Dataset items |
- - - - - - -

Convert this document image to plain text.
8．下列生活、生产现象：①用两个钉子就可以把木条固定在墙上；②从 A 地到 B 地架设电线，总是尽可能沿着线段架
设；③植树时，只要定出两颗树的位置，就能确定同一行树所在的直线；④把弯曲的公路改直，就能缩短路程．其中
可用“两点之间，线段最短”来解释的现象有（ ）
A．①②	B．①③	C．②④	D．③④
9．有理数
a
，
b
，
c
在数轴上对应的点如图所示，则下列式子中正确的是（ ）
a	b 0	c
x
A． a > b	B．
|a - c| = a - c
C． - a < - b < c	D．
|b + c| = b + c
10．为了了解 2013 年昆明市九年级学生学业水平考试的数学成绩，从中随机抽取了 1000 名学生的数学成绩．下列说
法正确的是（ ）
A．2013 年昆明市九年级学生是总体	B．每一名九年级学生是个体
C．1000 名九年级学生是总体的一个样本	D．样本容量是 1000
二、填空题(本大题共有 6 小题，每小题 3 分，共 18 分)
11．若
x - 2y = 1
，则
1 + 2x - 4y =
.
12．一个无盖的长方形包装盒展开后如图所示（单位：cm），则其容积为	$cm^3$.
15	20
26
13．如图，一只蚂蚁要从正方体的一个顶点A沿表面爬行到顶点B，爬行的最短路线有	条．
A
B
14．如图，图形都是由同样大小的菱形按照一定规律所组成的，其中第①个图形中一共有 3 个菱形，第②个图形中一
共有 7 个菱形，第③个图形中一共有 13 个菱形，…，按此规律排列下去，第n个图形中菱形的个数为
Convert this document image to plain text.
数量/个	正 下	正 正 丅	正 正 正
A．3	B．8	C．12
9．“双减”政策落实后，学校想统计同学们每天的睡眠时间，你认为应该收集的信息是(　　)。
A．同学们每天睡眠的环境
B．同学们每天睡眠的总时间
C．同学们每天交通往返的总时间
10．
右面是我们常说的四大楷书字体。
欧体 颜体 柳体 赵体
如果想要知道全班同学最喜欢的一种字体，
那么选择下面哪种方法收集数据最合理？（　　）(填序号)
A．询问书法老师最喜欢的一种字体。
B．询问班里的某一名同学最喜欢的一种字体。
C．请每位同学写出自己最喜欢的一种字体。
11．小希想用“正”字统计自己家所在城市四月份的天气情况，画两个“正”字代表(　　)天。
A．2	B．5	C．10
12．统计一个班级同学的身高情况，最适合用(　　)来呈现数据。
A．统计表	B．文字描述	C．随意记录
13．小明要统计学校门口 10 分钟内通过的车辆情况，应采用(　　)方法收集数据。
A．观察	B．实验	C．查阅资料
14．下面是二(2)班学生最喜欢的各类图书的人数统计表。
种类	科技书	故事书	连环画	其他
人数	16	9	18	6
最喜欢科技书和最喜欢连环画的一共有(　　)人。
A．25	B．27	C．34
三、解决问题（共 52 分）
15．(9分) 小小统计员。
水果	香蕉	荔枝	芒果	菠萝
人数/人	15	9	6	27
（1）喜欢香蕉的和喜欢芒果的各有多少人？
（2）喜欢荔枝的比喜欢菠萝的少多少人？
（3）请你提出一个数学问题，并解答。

- - - - - - -

Requirements | All of the entries need to be reproduced exactly; please write them out.

Answer |
Convert this document image to plain text.
8．下列生活、生产现象：①用两个钉子就可以把木条固定在墙上；②从 A 地到 B 地架设电线，总是尽可能沿着线段架
设；③植树时，只要定出两颗树的位置，就能确定同一行树所在的直线；④把弯曲的公路改直，就能缩短路程．其中
可用“两点之间，线段最短”来解释的现象有（ ）
A．①②	B．①③	C．②④	D．③④
9．有理数
a
，
b
，
c
在数轴上对应的点如图所示，则下列式子中正确的是（ ）
a	b 0	c
x
A． a > b	B．
|a - c| = a - c
C． - a < - b < c	D．
|b + c| = b + c
10．为了了解 2013 年昆明市九年级学生学业水平考试的数学成绩，从中随机抽取了 1000 名学生的数学成绩．下列说
法正确的是（ ）
A．2013 年昆明市九年级学生是总体	B．每一名九年级学生是个体
C．1000 名九年级学生是总体的一个样本	D．样本容量是 1000
二、填空题(本大题共有 6 小题，每小题 3 分，共 18 分)
11．若
x - 2y = 1
，则
1 + 2x - 4y =
.
12．一个无盖的长方形包装盒展开后如图所示（单位：cm），则其容积为	$cm^3$.
15	20
26
13．如图，一只蚂蚁要从正方体的一个顶点A沿表面爬行到顶点B，爬行的最短路线有	条．
A
B
14．如图，图形都是由同样大小的菱形按照一定规律所组成的，其中第①个图形中一共有 3 个菱形，第②个图形中一
共有 7 个菱形，第③个图形中一共有 13 个菱形，…，按此规律排列下去，第n个图形中菱形的个数为
Convert this document image to plain text.
数量/个	正 下	正 正 丅	正 正 正
A．3	B．8	C．12
9．“双减”政策落实后，学校想统计同学们每天的睡眠时间，你认为应该收集的信息是(　　)。
A．同学们每天睡眠的环境
B．同学们每天睡眠的总时间
C．同学们每天交通往返的总时间
10．
右面是我们常说的四大楷书字体。
欧体 颜体 柳体 赵体
如果想要知道全班同学最喜欢的一种字体，
那么选择下面哪种方法收集数据最合理？（　　）(填序号)
A．询问书法老师最喜欢的一种字体。
B．询问班里的某一名同学最喜欢的一种字体。
C．请每位同学写出自己最喜欢的一种字体。
11．小希想用“正”字统计自己家所在城市四月份的天气情况，画两个“正”字代表(　　)天。
A．2	B．5	C．10
12．统计一个班级同学的身高情况，最适合用(　　)来呈现数据。
A．统计表	B．文字描述	C．随意记录
13．小明要统计学校门口 10 分钟内通过的车辆情况，应采用(　　)方法收集数据。
A．观察	B．实验	C．查阅资料
14．下面是二(2)班学生最喜欢的各类图书的人数统计表。
种类	科技书	故事书	连环画	其他
人数	16	9	18	6
最喜欢科技书和最喜欢连环画的一共有(　　)人。
A．25	B．27	C．34
三、解决问题（共 52 分）
15．(9分) 小小统计员。
水果	香蕉	荔枝	芒果	菠萝
人数/人	15	9	6	27
（1）喜欢香蕉的和喜欢芒果的各有多少人？
（2）喜欢荔枝的比喜欢菠萝的少多少人？
（3）请你提出一个数学问题，并解答。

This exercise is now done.